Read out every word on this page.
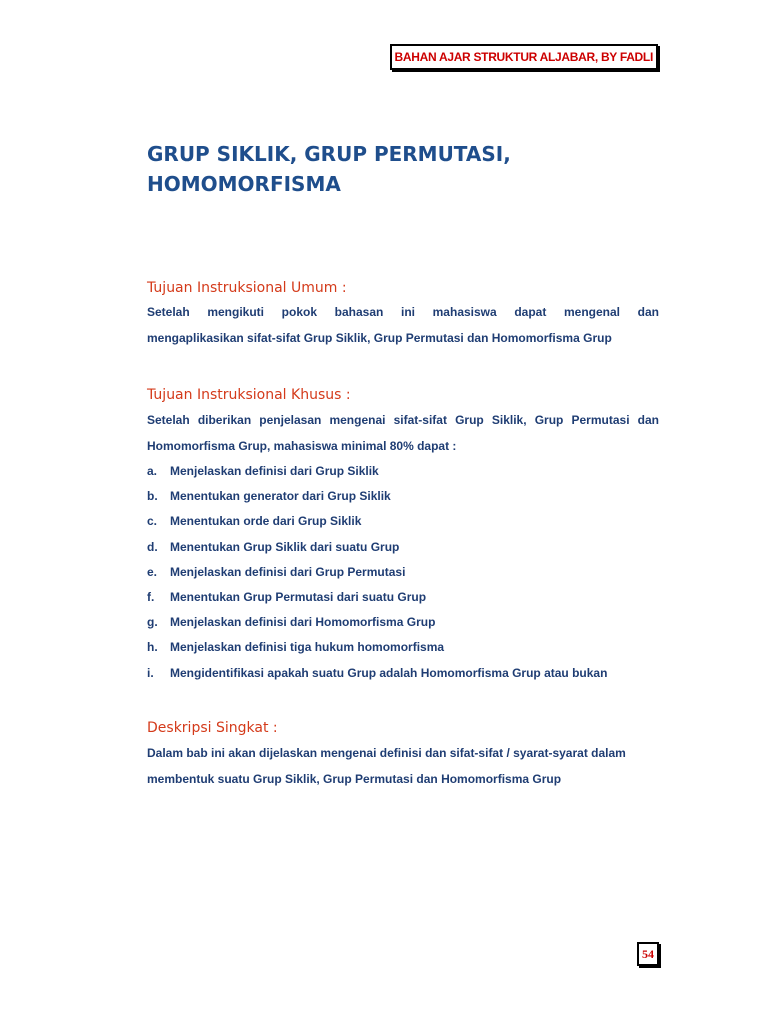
BAHAN AJAR STRUKTUR ALJABAR, BY FADLI
GRUP SIKLIK, GRUP PERMUTASI,
HOMOMORFISMA
Tujuan Instruksional Umum :

Setelah mengikuti pokok bahasan ini mahasiswa dapat mengenal dan
mengaplikasikan sifat-sifat Grup Siklik, Grup Permutasi dan Homomorfisma Grup

Tujuan Instruksional Khusus :

Setelah diberikan penjelasan mengenai sifat-sifat Grup Siklik, Grup Permutasi dan
Homomorfisma Grup, mahasiswa minimal 80% dapat :

a.	Menjelaskan definisi dari Grup Siklik
b.	Menentukan generator dari Grup Siklik
c.	Menentukan orde dari Grup Siklik
d.	Menentukan Grup Siklik dari suatu Grup
e.	Menjelaskan definisi dari Grup Permutasi
f.	Menentukan Grup Permutasi dari suatu Grup
g.	Menjelaskan definisi dari Homomorfisma Grup
h.	Menjelaskan definisi tiga hukum homomorfisma
i.	Mengidentifikasi apakah suatu Grup adalah Homomorfisma Grup atau bukan
Deskripsi Singkat :

Dalam bab ini akan dijelaskan mengenai definisi dan sifat-sifat / syarat-syarat dalam
membentuk suatu Grup Siklik, Grup Permutasi dan Homomorfisma Grup

54
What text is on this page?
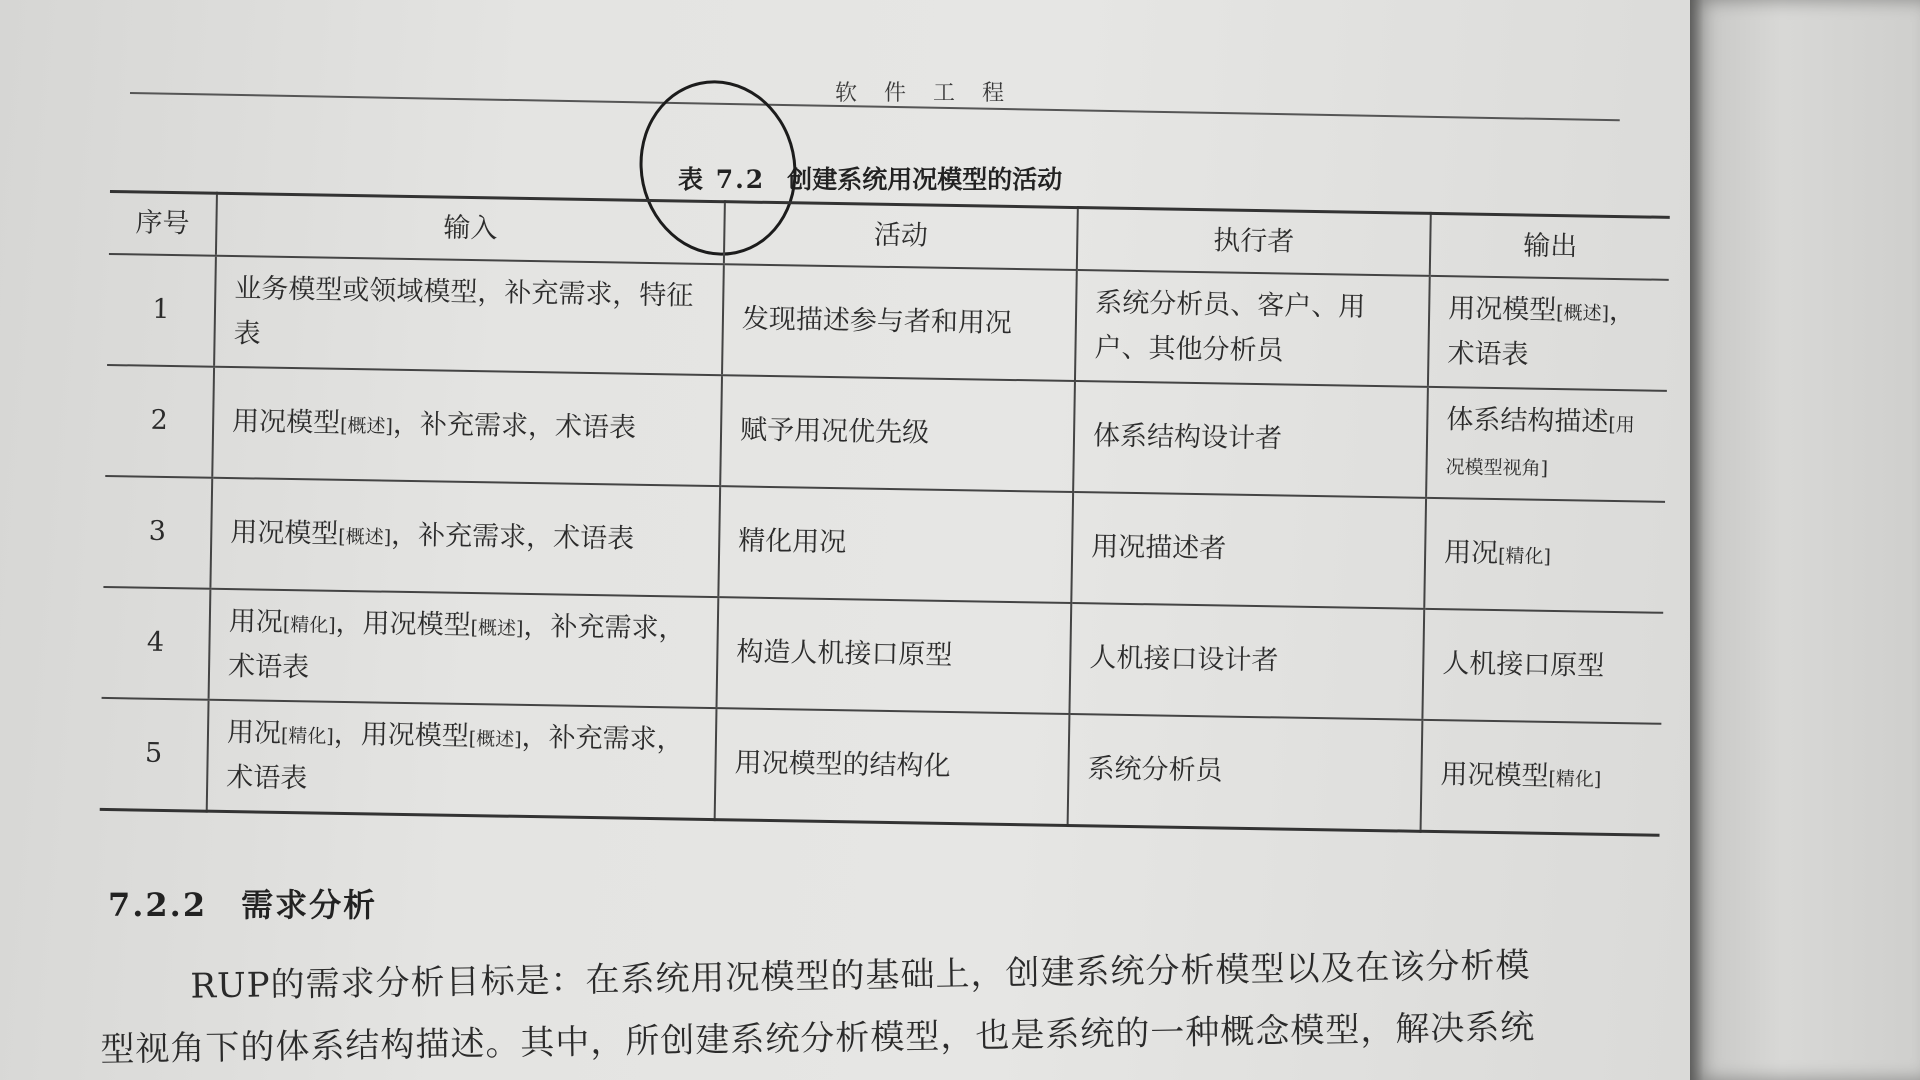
软 件 工 程
表 7.2 创建系统用况模型的活动
序号	输入	活动	执行者	输出
1	业务模型或领域模型，补充需求，特征表	发现描述参与者和用况	系统分析员、客户、用户、其他分析员	用况模型[概述]，术语表
2	用况模型[概述]，补充需求，术语表	赋予用况优先级	体系结构设计者	体系结构描述[用况模型视角]
3	用况模型[概述]，补充需求，术语表	精化用况	用况描述者	用况[精化]
4	用况[精化]，用况模型[概述]，补充需求，术语表	构造人机接口原型	人机接口设计者	人机接口原型
5	用况[精化]，用况模型[概述]，补充需求，术语表	用况模型的结构化	系统分析员	用况模型[精化]
7.2.2 需求分析
RUP的需求分析目标是：在系统用况模型的基础上，创建系统分析模型以及在该分析模
型视角下的体系结构描述。其中，所创建系统分析模型，也是系统的一种概念模型，解决系统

....

▶ **Aim**
Leaving all pictures aside, quote each record exactly.

▶ **Written response**
Read out every word on this page.
BAHAN AJAR STRUKTUR ALJABAR, BY FADLI
GRUP SIKLIK, GRUP PERMUTASI,
HOMOMORFISMA
Tujuan Instruksional Umum :

Setelah mengikuti pokok bahasan ini mahasiswa dapat mengenal dan
mengaplikasikan sifat-sifat Grup Siklik, Grup Permutasi dan Homomorfisma Grup

Tujuan Instruksional Khusus :

Setelah diberikan penjelasan mengenai sifat-sifat Grup Siklik, Grup Permutasi dan
Homomorfisma Grup, mahasiswa minimal 80% dapat :

a.	Menjelaskan definisi dari Grup Siklik
b.	Menentukan generator dari Grup Siklik
c.	Menentukan orde dari Grup Siklik
d.	Menentukan Grup Siklik dari suatu Grup
e.	Menjelaskan definisi dari Grup Permutasi
f.	Menentukan Grup Permutasi dari suatu Grup
g.	Menjelaskan definisi dari Homomorfisma Grup
h.	Menjelaskan definisi tiga hukum homomorfisma
i.	Mengidentifikasi apakah suatu Grup adalah Homomorfisma Grup atau bukan
Deskripsi Singkat :

Dalam bab ini akan dijelaskan mengenai definisi dan sifat-sifat / syarat-syarat dalam
membentuk suatu Grup Siklik, Grup Permutasi dan Homomorfisma Grup

54
What text is on this page?
软 件 工 程
表 7.2 创建系统用况模型的活动
序号	输入	活动	执行者	输出
1	业务模型或领域模型，补充需求，特征表	发现描述参与者和用况	系统分析员、客户、用户、其他分析员	用况模型[概述]，术语表
2	用况模型[概述]，补充需求，术语表	赋予用况优先级	体系结构设计者	体系结构描述[用况模型视角]
3	用况模型[概述]，补充需求，术语表	精化用况	用况描述者	用况[精化]
4	用况[精化]，用况模型[概述]，补充需求，术语表	构造人机接口原型	人机接口设计者	人机接口原型
5	用况[精化]，用况模型[概述]，补充需求，术语表	用况模型的结构化	系统分析员	用况模型[精化]
7.2.2 需求分析
RUP的需求分析目标是：在系统用况模型的基础上，创建系统分析模型以及在该分析模
型视角下的体系结构描述。其中，所创建系统分析模型，也是系统的一种概念模型，解决系统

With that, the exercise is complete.